▶ Brief
Transcribe all the entries word for word, skipping the pictures.

▶ Data for this exercise
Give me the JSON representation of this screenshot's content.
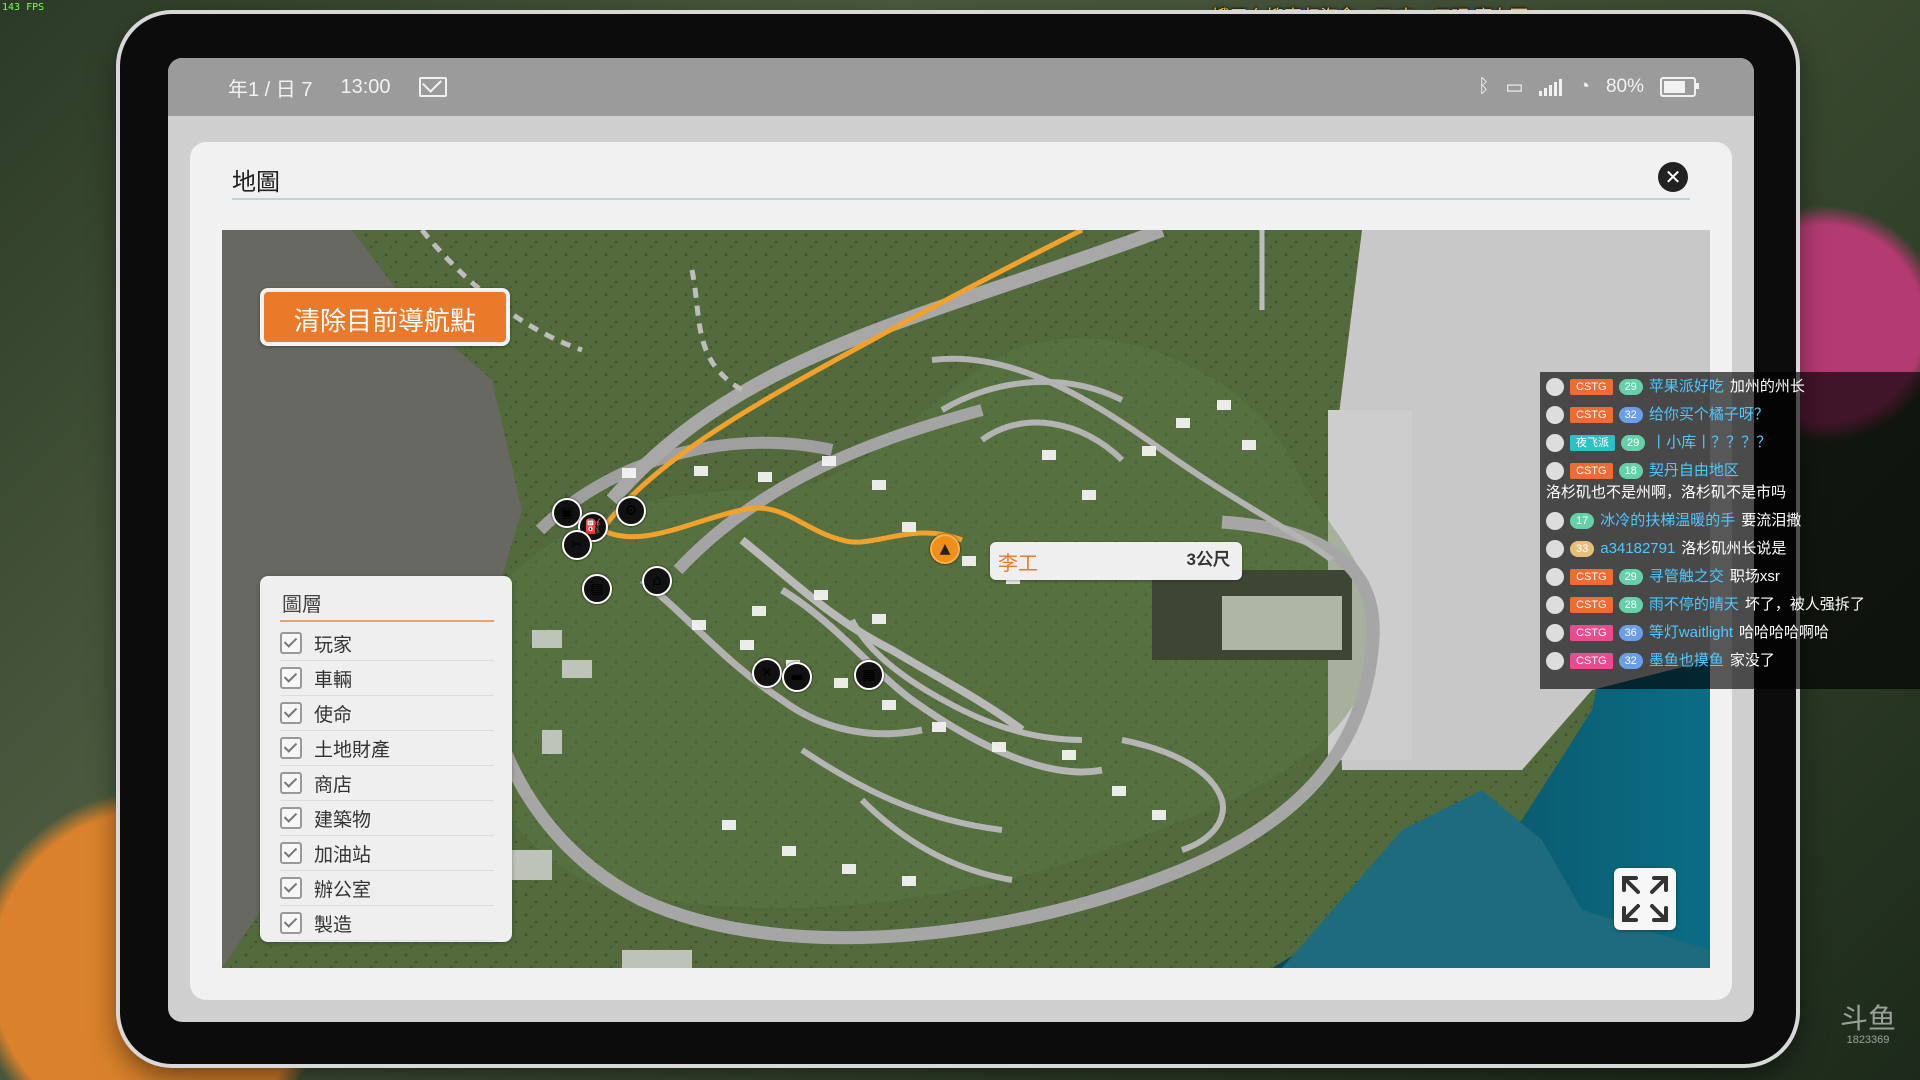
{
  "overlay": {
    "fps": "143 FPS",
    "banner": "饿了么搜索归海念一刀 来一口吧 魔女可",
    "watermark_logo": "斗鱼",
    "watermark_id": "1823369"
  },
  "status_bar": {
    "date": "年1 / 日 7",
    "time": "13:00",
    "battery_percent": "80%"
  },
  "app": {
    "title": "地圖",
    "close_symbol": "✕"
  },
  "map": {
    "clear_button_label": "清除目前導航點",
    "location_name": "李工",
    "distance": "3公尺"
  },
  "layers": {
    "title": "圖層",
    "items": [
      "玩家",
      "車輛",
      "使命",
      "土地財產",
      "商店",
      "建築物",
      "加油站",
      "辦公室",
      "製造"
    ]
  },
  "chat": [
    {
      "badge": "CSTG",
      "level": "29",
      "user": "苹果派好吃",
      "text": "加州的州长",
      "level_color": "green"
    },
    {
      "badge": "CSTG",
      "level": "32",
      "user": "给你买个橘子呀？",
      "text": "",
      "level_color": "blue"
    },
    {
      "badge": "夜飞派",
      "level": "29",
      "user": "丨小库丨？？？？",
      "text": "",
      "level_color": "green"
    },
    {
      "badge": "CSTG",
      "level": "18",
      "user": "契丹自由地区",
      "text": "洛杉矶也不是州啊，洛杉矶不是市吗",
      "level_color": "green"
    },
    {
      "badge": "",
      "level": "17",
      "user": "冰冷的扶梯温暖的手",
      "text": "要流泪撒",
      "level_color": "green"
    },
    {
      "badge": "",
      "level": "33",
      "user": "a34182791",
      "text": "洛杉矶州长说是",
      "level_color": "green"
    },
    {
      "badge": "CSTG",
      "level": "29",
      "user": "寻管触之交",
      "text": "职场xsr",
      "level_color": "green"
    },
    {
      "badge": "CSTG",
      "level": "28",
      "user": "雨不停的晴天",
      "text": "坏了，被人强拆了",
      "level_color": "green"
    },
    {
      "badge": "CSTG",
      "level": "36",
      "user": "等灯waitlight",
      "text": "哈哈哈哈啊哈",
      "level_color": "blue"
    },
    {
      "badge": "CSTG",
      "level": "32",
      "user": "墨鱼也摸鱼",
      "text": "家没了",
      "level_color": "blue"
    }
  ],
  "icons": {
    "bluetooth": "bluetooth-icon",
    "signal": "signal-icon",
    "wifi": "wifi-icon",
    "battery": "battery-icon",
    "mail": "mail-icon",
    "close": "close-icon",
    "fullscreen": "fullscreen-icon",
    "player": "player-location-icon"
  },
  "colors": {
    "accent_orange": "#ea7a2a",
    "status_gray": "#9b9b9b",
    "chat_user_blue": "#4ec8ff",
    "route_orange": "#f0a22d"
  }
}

▶ The solution
Give me the JSON representation of this screenshot's content.
{
  "overlay": {
    "fps": "143 FPS",
    "banner": "饿了么搜索归海念一刀 来一口吧 魔女可",
    "watermark_logo": "斗鱼",
    "watermark_id": "1823369"
  },
  "status_bar": {
    "date": "年1 / 日 7",
    "time": "13:00",
    "battery_percent": "80%"
  },
  "app": {
    "title": "地圖",
    "close_symbol": "✕"
  },
  "map": {
    "clear_button_label": "清除目前導航點",
    "location_name": "李工",
    "distance": "3公尺"
  },
  "layers": {
    "title": "圖層",
    "items": [
      "玩家",
      "車輛",
      "使命",
      "土地財產",
      "商店",
      "建築物",
      "加油站",
      "辦公室",
      "製造"
    ]
  },
  "chat": [
    {
      "badge": "CSTG",
      "level": "29",
      "user": "苹果派好吃",
      "text": "加州的州长",
      "level_color": "green"
    },
    {
      "badge": "CSTG",
      "level": "32",
      "user": "给你买个橘子呀？",
      "text": "",
      "level_color": "blue"
    },
    {
      "badge": "夜飞派",
      "level": "29",
      "user": "丨小库丨？？？？",
      "text": "",
      "level_color": "green"
    },
    {
      "badge": "CSTG",
      "level": "18",
      "user": "契丹自由地区",
      "text": "洛杉矶也不是州啊，洛杉矶不是市吗",
      "level_color": "green"
    },
    {
      "badge": "",
      "level": "17",
      "user": "冰冷的扶梯温暖的手",
      "text": "要流泪撒",
      "level_color": "green"
    },
    {
      "badge": "",
      "level": "33",
      "user": "a34182791",
      "text": "洛杉矶州长说是",
      "level_color": "green"
    },
    {
      "badge": "CSTG",
      "level": "29",
      "user": "寻管触之交",
      "text": "职场xsr",
      "level_color": "green"
    },
    {
      "badge": "CSTG",
      "level": "28",
      "user": "雨不停的晴天",
      "text": "坏了，被人强拆了",
      "level_color": "green"
    },
    {
      "badge": "CSTG",
      "level": "36",
      "user": "等灯waitlight",
      "text": "哈哈哈哈啊哈",
      "level_color": "blue"
    },
    {
      "badge": "CSTG",
      "level": "32",
      "user": "墨鱼也摸鱼",
      "text": "家没了",
      "level_color": "blue"
    }
  ],
  "icons": {
    "bluetooth": "bluetooth-icon",
    "signal": "signal-icon",
    "wifi": "wifi-icon",
    "battery": "battery-icon",
    "mail": "mail-icon",
    "close": "close-icon",
    "fullscreen": "fullscreen-icon",
    "player": "player-location-icon"
  },
  "colors": {
    "accent_orange": "#ea7a2a",
    "status_gray": "#9b9b9b",
    "chat_user_blue": "#4ec8ff",
    "route_orange": "#f0a22d"
  }
}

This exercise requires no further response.